_Extracto de página_:
+---+

PAISAJE KARSTICO Y PARAMOS PALENTINOS

 

Soria, 6 Noviembre 2021

 

 

Traspasamos los límites de nuestra provincia. De vez en cuando, nuestros sherpas programan alguna excursión exploratoria de otras tierras, otros paisajes, otras sensaciones más allá de los campos y montañas de nuestro terruño. Antes, ya han reconocido el terreno y adaptan la ruta a nuestra capacidad de sorpresa en busca de nuevas  atracciones visuales, testimonio de la riqueza que atesora el rico y variado patrimonio paisajístico de nuestra geografía patria. Esta vez ha sido por la comarca palentina, colindante con tierras burgalesas y cántabras. Hablamos del Espacio Natural de Covalagua y Páramos de Lora. Pero empecemos desde el principio.

Nos espera un viaje más largo de lo habitual, así que hoy toca madrugar un poco más que en otras rutas, ya que a las 7,00 h. está prevista la salida en autobús hacia la montaña palentina. Y con la puntualidad que caracteriza al grupo, a esa hora estábamos preparados los veinticinco  entusiastas senderistas que desafiamos los rigores de esta fría mañana de Noviembre.

La noche envuelve todavía la ciudad y casi somnolientos nos acomodamos en el bus  para descansar y recuperarnos  del madrugón o aprovechar la ocasión para mantener una animada tertulia que nos haga olvidar  el tiempo de sueño no disfrutado. Comparto proximidad de asiento con Angel, Alberto y Chema. Y desde el principio del viaje intercambiamos impresiones y hablamos de  los temas más recurrentes que a cada uno le van surgiendo  al hilo de la animada conversación que nos hace olvidar que todavía no ha amanecido o que aún tenemos por delante algunas horas de viaje, en tanto otros/as compañeros/as dormitan plácidamente, mientras el autobús  va recorriendo la N-234 hasta adentrarse en la provincia de Burgos.

Con el sol ya resplandeciente a ratos,  atravesamos periféricamente la ciudad de Burgos y enfilamos hacia tierras palentinas, nuestro destino. Pero como todo viaje largo,  se hace imprescindible la parada de rigor para tomar un café y hacer más corto el viaje. Desconozco, porque no pregunté, si nos encontrábamos todavía en tierras burgalesas o habíamos entrado ya en dominios palentinos. Pero en nuestro bar de descanso, sí puedo relatar una curiosa anécdota: una de las empleadas que atendía la barra me preguntó si habíamos venido por la autovía. No me atrevo a darle una respuesta afirmativa porque en nuestro caso, y dado   el ambiente distendido que traíamos y los distintos cambios de cruces y carreteras, no nos fijamos el tipo de vía que vamos recorriendo. Me explica que la autovía “la abrieron ayer (se trata de  un tramo nuevo de autovía entre las provincias de Burgos y Palencia, como alternativa a la  carretera convencional ya existente) y  queda fuera de la proximidad  al establecimiento que regentamos desde hace treinta años”, y su temor era que este imprevisto le hiciera perder clientela  de los viajeros que circulan por esa ruta. Intento no desanimarla, advirtiendo que la situación de su establecimiento, en cierto modo, es privilegiada  al encontrarse “en medio de la nada”, porque, efectivamente, no hay ninguna población cercana ni otros emplazamientos hosteleros por los alrededores que le puedan hacer  competencia y, por otra parte, el desvío desde la autovía apenas dista 50 metros, con lo que no podía pasar inadvertida la presencia de su bar-restaurante con una adecuada señalización. En fin, no es la opinión de un experto en explotaciones hosteleras, sino solo el relato de una anécdota, de las muchas y variadas que se producen en cada una de nuestras salidas andarinas.

+---+

_Fragmentos de datos_:

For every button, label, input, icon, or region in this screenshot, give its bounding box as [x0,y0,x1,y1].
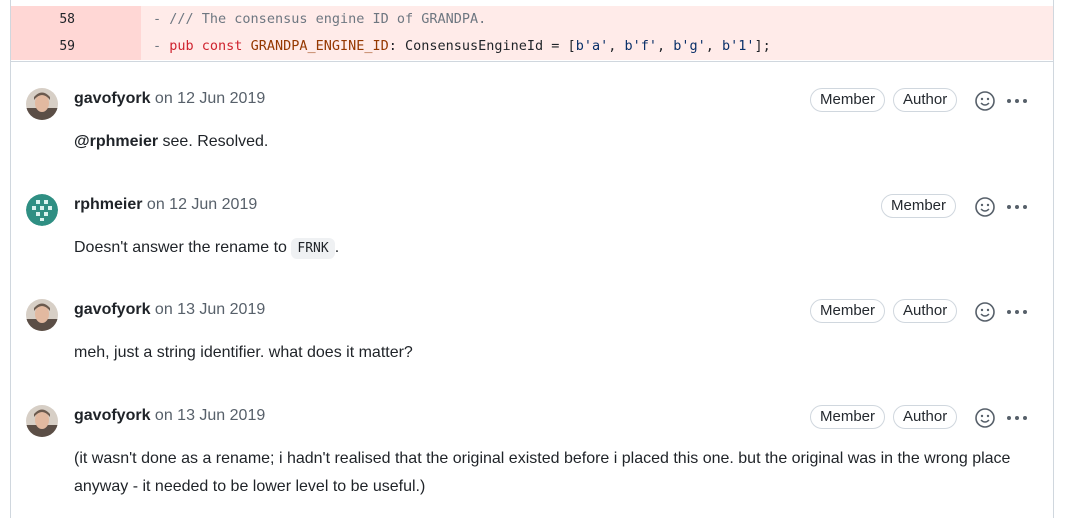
kebab-horizontal-icon [1007,416,1027,420]
code-text: ]; [754,38,771,54]
code-string: b'g' [673,38,706,54]
author-link[interactable]: gavofyork [74,90,150,107]
member-badge: Member [881,194,957,218]
author-link[interactable]: gavofyork [74,407,150,424]
comment-body: meh, just a string identifier. what does… [74,344,413,361]
comment-text: . [334,239,340,256]
comment-header: rphmeier on 12 Jun 2019 [74,196,257,214]
comment-text: Doesn't answer the rename to [74,239,292,256]
comment-header: gavofyork on 13 Jun 2019 [74,407,265,425]
comment-header: gavofyork on 12 Jun 2019 [74,90,265,108]
comment-body: @rphmeier see. Resolved. [74,128,1024,156]
code-text: : ConsensusEngineId = [ [388,38,576,54]
comment-body: Doesn't answer the rename to FRNK. [74,234,1024,263]
more-options-button[interactable] [1004,301,1030,323]
code-line: - /// The consensus engine ID of GRANDPA… [141,6,1053,33]
kebab-horizontal-icon [1007,99,1027,103]
author-link[interactable]: rphmeier [74,196,142,213]
review-thread: 58 - /// The consensus engine ID of GRAN… [10,0,1054,518]
add-reaction-button[interactable] [974,196,996,218]
comment-date[interactable]: on 13 Jun 2019 [155,301,265,318]
review-comment: gavofyork on 12 Jun 2019 Member Author @… [11,88,1053,193]
add-reaction-button[interactable] [974,407,996,429]
author-badge: Author [893,88,958,112]
smiley-icon [975,408,995,428]
comment-date[interactable]: on 12 Jun 2019 [147,196,257,213]
avatar[interactable] [26,299,58,331]
diff-line: 59 - pub const GRANDPA_ENGINE_ID: Consen… [11,33,1053,60]
diff-hunk: 58 - /// The consensus engine ID of GRAN… [11,0,1053,62]
code-string: b'1' [722,38,755,54]
more-options-button[interactable] [1004,196,1030,218]
review-comment: rphmeier on 12 Jun 2019 Member Doesn't a… [11,194,1053,299]
kebab-horizontal-icon [1007,310,1027,314]
add-reaction-button[interactable] [974,90,996,112]
comment-body: (it wasn't done as a rename; i hadn't re… [74,450,1011,495]
diff-sign: - [153,11,162,27]
member-badge: Member [810,88,886,112]
avatar[interactable] [26,405,58,437]
more-options-button[interactable] [1004,407,1030,429]
user-mention[interactable]: @rphmeier [74,133,158,150]
diff-sign: - [153,38,162,54]
diff-line: 58 - /// The consensus engine ID of GRAN… [11,6,1053,33]
review-comment: gavofyork on 13 Jun 2019 Member Author m… [11,299,1053,404]
comment-text: see. Resolved. [158,133,269,150]
code-keyword: pub const [169,38,243,54]
member-badge: Member [810,405,886,429]
add-reaction-button[interactable] [974,301,996,323]
line-number: 58 [11,6,141,33]
inline-code: FRNK [291,238,335,259]
review-comment: gavofyork on 13 Jun 2019 Member Author (… [11,405,1053,510]
smiley-icon [975,91,995,111]
author-link[interactable]: gavofyork [74,301,150,318]
smiley-icon [975,197,995,217]
member-badge: Member [810,299,886,323]
code-string: b'a' [575,38,609,54]
avatar[interactable] [26,194,58,226]
avatar[interactable] [26,88,58,120]
code-constant: GRANDPA_ENGINE_ID [250,38,389,54]
comment-date[interactable]: on 12 Jun 2019 [155,90,265,107]
comment-header: gavofyork on 13 Jun 2019 [74,301,265,319]
author-badge: Author [893,299,958,323]
code-line: - pub const GRANDPA_ENGINE_ID: Consensus… [141,33,1053,60]
kebab-horizontal-icon [1007,205,1027,209]
line-number: 59 [11,33,141,60]
comment-date[interactable]: on 13 Jun 2019 [155,407,265,424]
author-badge: Author [893,405,958,429]
code-comment: /// The consensus engine ID of GRANDPA. [169,11,487,27]
smiley-icon [975,302,995,322]
code-string: b'f' [624,38,657,54]
more-options-button[interactable] [1004,90,1030,112]
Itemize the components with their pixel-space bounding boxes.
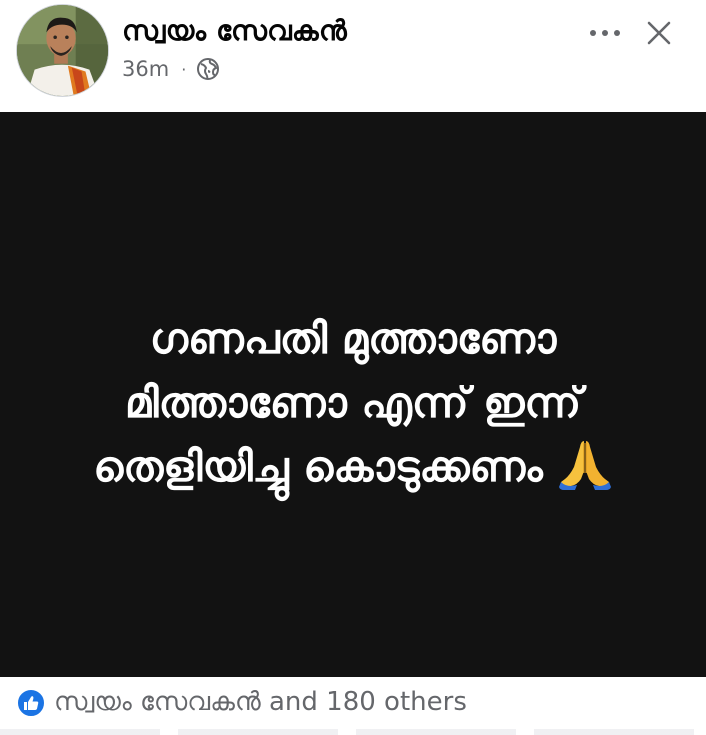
action-bar-placeholder (0, 729, 706, 735)
post-text-line: മിത്താണോ എന്ന് ഇന്ന് (124, 378, 582, 427)
post-text: ഗണപതി മുത്താണോ മിത്താണോ എന്ന് ഇന്ന് തെളി… (0, 307, 706, 499)
more-dot-icon (602, 30, 608, 36)
post-card: സ്വയം സേവകൻ 36m · ഗണപതി മുത്താണോ മിത്താണ… (0, 0, 706, 735)
post-timestamp[interactable]: 36m (122, 57, 169, 81)
post-image[interactable]: ഗണപതി മുത്താണോ മിത്താണോ എന്ന് ഇന്ന് തെളി… (0, 112, 706, 677)
reactions-bar: സ്വയം സേവകൻ and 180 others (0, 677, 706, 735)
reactions-summary[interactable]: സ്വയം സേവകൻ and 180 others (16, 687, 467, 718)
author-avatar[interactable] (16, 4, 109, 97)
avatar-photo (17, 5, 108, 96)
author-name[interactable]: സ്വയം സേവകൻ (122, 14, 347, 48)
close-icon (647, 21, 671, 45)
post-header: സ്വയം സേവകൻ 36m · (0, 0, 706, 112)
globe-icon (196, 57, 220, 81)
meta-separator: · (181, 59, 187, 79)
close-button[interactable] (642, 16, 676, 50)
post-text-line-content: തെളിയിച്ചു കൊടുക്കണം (93, 442, 543, 491)
post-text-line: ഗണപതി മുത്താണോ (149, 314, 557, 363)
post-meta: 36m · (122, 55, 220, 83)
more-options-button[interactable] (580, 18, 630, 48)
folded-hands-emoji (558, 441, 611, 490)
like-icon (16, 687, 46, 718)
more-dot-icon (590, 30, 596, 36)
post-text-line: തെളിയിച്ചു കൊടുക്കണം (0, 435, 706, 499)
more-dot-icon (614, 30, 620, 36)
reaction-text: സ്വയം സേവകൻ and 180 others (54, 687, 467, 717)
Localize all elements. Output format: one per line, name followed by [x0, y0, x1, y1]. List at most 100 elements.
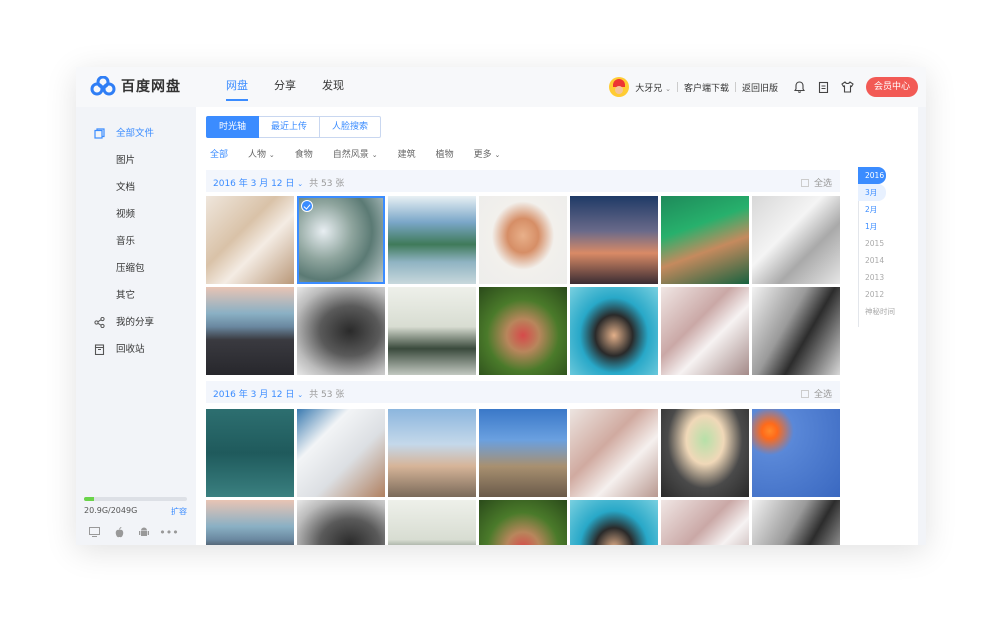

+---+

_Descripción del ejercicio_: Según el relato de la excursión a los páramos palentinos, ¿cuántos senderistas estaban listos a la hora de salida del autobús?

_Respuesta_: Veinticinco senderistas.